▶ _Work instructions_:
Pick every line from the data that holds the word "Région".

▶

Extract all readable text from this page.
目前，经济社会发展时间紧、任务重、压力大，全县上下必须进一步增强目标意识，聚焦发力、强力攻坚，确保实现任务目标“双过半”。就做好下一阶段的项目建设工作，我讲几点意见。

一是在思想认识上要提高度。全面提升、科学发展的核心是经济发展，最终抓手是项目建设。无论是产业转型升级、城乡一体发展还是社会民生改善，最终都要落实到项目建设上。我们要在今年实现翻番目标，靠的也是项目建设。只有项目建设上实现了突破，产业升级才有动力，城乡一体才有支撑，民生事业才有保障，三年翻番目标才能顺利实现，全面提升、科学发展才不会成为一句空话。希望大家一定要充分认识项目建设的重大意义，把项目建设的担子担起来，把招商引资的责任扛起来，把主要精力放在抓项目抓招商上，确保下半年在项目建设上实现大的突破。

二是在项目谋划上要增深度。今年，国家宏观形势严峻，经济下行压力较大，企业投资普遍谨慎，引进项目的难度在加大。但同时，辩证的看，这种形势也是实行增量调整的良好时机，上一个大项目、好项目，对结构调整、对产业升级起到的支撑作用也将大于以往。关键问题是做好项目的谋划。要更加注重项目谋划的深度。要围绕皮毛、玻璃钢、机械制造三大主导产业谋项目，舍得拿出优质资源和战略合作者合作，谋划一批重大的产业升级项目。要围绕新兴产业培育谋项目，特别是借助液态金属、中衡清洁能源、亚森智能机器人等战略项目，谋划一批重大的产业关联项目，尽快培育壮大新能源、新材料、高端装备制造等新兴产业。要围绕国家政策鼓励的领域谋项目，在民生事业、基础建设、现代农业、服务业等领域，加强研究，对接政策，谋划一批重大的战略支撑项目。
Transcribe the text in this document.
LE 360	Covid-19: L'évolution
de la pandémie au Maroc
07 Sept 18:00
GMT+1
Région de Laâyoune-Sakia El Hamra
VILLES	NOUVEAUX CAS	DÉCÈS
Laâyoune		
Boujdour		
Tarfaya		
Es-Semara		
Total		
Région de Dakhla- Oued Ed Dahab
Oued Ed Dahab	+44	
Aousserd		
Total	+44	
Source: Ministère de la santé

◀

▶ _Answer_:
Région de Laâyoune-Sakia El Hamra
Région de Dakhla- Oued Ed Dahab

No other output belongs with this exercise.